▶ Instructions for the task: Wherever the word "left" turns up in a line of the entries, copy that line.

[Source data]
↓
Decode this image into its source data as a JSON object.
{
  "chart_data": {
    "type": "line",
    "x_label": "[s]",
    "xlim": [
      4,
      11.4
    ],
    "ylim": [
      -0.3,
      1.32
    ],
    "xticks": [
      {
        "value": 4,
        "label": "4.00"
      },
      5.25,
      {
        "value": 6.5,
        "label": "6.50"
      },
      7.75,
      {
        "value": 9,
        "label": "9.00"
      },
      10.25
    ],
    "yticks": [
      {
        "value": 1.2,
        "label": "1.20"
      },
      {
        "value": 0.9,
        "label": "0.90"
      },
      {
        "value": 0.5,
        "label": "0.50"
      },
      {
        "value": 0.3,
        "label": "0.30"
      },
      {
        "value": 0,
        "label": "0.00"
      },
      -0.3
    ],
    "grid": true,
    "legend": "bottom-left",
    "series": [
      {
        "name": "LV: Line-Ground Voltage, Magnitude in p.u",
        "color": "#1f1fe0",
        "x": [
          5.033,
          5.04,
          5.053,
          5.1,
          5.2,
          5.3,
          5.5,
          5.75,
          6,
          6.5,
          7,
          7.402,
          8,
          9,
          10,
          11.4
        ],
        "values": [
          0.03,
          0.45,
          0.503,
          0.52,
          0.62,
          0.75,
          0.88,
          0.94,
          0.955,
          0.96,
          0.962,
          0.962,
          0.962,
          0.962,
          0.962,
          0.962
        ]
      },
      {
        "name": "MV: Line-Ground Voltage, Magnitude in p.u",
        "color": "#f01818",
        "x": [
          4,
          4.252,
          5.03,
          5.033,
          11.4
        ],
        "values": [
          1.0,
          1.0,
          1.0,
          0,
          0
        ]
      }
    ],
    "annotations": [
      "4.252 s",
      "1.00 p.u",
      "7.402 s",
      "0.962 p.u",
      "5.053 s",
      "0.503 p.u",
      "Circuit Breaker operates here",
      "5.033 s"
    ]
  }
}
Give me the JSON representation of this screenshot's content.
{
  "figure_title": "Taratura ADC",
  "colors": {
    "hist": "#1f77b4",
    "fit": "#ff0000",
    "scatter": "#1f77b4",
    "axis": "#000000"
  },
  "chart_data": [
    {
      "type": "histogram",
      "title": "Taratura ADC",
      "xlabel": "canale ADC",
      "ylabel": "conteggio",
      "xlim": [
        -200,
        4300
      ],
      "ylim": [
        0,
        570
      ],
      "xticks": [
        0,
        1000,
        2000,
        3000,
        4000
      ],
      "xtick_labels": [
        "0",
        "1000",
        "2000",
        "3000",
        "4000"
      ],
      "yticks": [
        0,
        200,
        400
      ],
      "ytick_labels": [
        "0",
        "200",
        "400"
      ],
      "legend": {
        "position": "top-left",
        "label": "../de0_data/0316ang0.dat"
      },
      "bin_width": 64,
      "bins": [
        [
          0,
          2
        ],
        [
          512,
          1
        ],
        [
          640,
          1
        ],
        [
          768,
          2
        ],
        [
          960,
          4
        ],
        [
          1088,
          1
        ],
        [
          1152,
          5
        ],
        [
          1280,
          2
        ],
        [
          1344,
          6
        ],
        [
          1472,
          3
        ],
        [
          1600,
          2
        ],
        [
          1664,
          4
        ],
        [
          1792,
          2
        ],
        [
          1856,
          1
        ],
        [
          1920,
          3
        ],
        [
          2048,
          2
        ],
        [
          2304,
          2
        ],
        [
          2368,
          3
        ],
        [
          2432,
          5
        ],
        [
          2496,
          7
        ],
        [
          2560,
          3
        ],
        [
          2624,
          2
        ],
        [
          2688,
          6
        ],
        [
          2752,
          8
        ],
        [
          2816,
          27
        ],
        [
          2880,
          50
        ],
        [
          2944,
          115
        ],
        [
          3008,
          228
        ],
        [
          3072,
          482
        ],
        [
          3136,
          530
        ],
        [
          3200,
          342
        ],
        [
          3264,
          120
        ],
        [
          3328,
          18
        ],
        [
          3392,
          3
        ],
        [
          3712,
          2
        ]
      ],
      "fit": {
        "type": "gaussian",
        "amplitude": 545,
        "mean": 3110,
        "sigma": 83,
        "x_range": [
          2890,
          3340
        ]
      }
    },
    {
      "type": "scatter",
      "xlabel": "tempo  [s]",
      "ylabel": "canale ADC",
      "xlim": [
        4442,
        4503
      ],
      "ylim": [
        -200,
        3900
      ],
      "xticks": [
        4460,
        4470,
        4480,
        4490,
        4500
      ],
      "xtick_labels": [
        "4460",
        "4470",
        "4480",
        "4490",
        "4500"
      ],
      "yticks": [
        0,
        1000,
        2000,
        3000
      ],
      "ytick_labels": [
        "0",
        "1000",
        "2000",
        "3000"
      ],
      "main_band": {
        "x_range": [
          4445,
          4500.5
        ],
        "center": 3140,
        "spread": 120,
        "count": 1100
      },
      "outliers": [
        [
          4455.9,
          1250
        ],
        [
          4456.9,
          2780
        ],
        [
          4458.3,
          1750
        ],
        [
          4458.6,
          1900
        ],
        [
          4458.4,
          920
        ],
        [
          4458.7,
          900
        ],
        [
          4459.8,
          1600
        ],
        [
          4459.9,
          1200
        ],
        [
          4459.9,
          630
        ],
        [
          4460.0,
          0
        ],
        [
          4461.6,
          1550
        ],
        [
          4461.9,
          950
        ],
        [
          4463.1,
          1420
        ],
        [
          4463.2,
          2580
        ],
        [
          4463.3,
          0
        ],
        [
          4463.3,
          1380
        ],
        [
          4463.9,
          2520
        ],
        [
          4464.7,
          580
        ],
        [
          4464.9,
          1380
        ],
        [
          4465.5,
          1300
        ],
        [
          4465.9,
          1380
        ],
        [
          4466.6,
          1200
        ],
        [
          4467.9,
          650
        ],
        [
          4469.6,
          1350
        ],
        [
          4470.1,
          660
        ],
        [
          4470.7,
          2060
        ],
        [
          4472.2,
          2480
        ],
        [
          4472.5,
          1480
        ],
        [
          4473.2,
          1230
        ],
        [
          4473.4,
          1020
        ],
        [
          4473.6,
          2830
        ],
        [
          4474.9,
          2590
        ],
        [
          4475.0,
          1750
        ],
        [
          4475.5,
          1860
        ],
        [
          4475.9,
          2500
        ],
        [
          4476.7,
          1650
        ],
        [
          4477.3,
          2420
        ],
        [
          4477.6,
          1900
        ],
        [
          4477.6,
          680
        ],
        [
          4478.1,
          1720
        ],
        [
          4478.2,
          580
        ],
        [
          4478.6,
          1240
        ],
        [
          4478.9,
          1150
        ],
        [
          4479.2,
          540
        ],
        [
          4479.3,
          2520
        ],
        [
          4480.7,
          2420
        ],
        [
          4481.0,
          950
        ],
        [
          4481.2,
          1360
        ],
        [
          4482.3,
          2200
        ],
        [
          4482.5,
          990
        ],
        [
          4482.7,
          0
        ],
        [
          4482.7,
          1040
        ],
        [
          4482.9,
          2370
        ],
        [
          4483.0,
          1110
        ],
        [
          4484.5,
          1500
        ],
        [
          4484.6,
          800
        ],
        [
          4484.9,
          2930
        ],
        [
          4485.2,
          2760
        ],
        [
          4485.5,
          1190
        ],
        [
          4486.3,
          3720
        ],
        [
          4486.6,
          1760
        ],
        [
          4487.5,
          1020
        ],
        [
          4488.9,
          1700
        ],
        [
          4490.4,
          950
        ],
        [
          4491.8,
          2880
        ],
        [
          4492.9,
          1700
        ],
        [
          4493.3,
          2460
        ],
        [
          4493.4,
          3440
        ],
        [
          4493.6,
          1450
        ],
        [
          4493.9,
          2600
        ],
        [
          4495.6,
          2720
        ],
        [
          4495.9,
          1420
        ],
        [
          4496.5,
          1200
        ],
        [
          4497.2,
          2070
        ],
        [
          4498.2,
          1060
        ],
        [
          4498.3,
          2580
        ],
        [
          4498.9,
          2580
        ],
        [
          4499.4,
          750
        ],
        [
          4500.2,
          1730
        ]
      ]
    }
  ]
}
↑
▶ Response to the task:
    "legend": "bottom-left",
        "position": "top-left",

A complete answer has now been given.